▶ [WORK TO DO] Records follow. Pull out every line that contains "Contract".

--------------------------------------------------

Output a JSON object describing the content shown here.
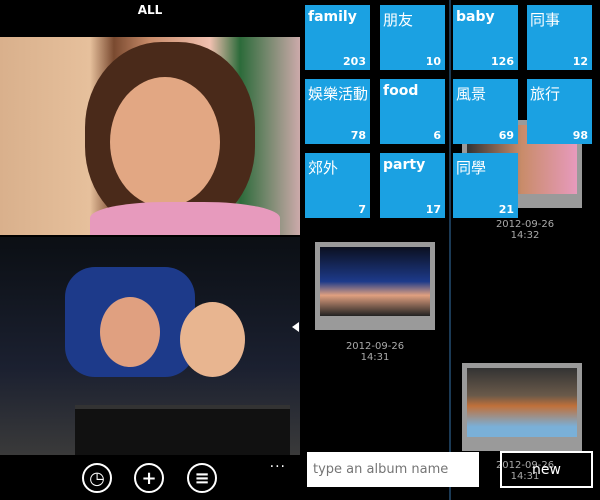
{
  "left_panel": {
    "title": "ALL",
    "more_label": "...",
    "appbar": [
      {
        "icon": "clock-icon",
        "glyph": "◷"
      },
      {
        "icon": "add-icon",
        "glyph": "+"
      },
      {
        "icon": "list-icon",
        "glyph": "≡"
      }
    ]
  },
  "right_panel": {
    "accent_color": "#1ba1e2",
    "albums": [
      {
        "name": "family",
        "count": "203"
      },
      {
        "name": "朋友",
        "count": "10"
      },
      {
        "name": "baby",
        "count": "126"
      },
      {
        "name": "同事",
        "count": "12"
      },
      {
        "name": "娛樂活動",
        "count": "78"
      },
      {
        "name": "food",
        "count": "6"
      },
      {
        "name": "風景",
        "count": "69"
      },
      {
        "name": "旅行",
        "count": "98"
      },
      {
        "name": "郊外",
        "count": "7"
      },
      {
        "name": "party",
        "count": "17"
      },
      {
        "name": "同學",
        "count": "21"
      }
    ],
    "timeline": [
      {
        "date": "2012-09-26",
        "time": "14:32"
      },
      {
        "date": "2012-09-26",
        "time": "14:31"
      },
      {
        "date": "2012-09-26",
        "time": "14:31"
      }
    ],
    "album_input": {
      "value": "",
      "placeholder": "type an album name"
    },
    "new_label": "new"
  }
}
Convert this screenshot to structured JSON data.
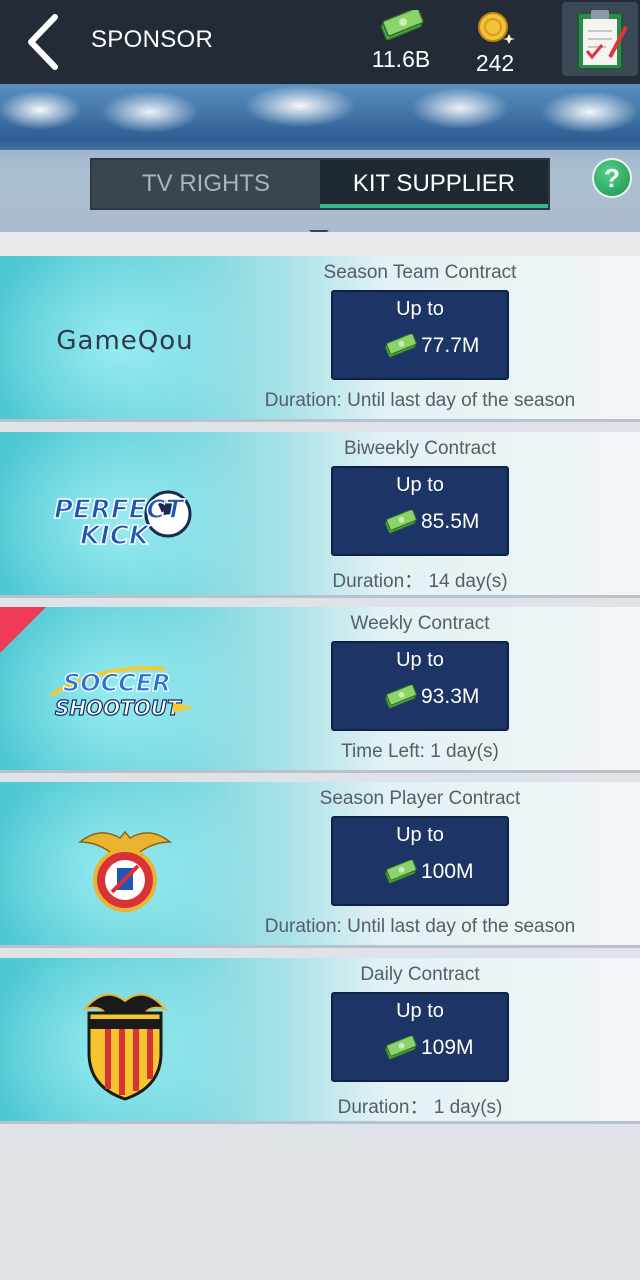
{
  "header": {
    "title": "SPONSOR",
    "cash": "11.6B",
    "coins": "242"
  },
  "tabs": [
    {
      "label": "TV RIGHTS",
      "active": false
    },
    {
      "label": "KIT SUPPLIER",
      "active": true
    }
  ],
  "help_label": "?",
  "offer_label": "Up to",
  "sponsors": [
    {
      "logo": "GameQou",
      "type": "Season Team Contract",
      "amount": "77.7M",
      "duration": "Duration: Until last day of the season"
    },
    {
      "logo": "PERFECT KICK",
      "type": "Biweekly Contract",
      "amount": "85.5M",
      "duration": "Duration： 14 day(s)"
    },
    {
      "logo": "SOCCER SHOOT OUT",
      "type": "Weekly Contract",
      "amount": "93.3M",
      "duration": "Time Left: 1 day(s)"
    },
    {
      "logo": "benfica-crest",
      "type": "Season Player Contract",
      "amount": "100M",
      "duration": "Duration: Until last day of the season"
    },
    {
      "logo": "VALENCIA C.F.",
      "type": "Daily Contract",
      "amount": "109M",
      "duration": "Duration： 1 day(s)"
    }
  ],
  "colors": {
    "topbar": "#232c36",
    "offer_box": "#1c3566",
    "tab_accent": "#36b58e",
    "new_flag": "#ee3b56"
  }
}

--------------------------------------------------

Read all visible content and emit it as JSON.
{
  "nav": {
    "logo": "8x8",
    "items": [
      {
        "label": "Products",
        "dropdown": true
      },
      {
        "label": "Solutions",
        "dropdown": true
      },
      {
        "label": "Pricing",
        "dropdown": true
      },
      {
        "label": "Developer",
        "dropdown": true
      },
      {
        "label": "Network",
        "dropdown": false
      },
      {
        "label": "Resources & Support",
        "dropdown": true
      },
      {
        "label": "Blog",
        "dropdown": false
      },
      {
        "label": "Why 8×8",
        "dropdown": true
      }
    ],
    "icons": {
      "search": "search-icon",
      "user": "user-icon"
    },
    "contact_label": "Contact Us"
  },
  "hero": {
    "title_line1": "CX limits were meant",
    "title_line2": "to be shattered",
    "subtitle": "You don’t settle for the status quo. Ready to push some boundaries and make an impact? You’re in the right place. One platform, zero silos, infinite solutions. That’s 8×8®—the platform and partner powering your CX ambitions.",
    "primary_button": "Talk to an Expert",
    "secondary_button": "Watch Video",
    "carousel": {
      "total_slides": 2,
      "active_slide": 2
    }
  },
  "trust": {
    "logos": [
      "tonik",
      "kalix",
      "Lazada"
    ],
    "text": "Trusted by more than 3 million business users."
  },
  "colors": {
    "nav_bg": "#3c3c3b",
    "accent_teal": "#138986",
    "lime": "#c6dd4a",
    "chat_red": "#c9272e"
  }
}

--------------------------------------------------

▶ [RESPONSE]
      "type": "Season Team Contract",
      "type": "Biweekly Contract",
      "type": "Weekly Contract",
      "type": "Season Player Contract",
      "type": "Daily Contract",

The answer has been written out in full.